*Written request*:
Everything from the line with "What's the underlying" through the last line of the records below should be copied exactly, both ends included.

-.-.-

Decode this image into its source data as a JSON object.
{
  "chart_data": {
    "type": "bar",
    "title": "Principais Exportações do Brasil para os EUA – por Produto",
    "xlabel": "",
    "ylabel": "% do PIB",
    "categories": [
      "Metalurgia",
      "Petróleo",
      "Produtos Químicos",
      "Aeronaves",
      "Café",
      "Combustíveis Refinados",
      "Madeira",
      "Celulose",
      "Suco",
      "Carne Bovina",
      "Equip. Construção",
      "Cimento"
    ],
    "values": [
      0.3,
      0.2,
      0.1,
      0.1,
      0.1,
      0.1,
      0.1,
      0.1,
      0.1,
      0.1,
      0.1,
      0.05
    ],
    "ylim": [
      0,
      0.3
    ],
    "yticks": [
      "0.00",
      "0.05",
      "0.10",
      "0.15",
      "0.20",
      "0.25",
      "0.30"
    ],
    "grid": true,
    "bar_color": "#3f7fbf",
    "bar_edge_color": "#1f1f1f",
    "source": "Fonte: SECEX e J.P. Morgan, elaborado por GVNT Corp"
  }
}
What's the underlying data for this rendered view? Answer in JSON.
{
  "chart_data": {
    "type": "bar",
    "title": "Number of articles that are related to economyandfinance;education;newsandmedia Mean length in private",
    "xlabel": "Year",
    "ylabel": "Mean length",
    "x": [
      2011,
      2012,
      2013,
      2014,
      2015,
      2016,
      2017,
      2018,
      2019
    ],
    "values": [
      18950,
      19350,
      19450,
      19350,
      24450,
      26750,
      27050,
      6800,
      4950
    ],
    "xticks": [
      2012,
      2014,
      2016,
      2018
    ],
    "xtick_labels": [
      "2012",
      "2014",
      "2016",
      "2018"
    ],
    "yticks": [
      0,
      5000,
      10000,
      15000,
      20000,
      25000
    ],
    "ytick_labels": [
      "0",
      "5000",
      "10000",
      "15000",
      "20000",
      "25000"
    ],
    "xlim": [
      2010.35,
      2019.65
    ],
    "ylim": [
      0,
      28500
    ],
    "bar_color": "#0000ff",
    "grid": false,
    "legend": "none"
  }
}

-.-.-

*Worked answer*:
What's the underlying data for this rendered view? Answer in JSON.
{
  "chart_data": {
    "type": "bar",
    "title": "Number of articles that are related to economyandfinance;education;newsandmedia Mean length in private",
    "xlabel": "Year",
    "ylabel": "Mean length",
    "x": [
      2011,
      2012,
      2013,
      2014,
      2015,
      2016,
      2017,
      2018,
      2019
    ],
    "values": [
      18950,
      19350,
      19450,
      19350,
      24450,
      26750,
      27050,
      6800,
      4950
    ],
    "xticks": [
      2012,
      2014,
      2016,
      2018
    ],
    "xtick_labels": [
      "2012",
      "2014",
      "2016",
      "2018"
    ],
    "yticks": [
      0,
      5000,
      10000,
      15000,
      20000,
      25000
    ],
    "ytick_labels": [
      "0",
      "5000",
      "10000",
      "15000",
      "20000",
      "25000"
    ],
    "xlim": [
      2010.35,
      2019.65
    ],
    "ylim": [
      0,
      28500
    ],
    "bar_color": "#0000ff",
    "grid": false,
    "legend": "none"
  }
}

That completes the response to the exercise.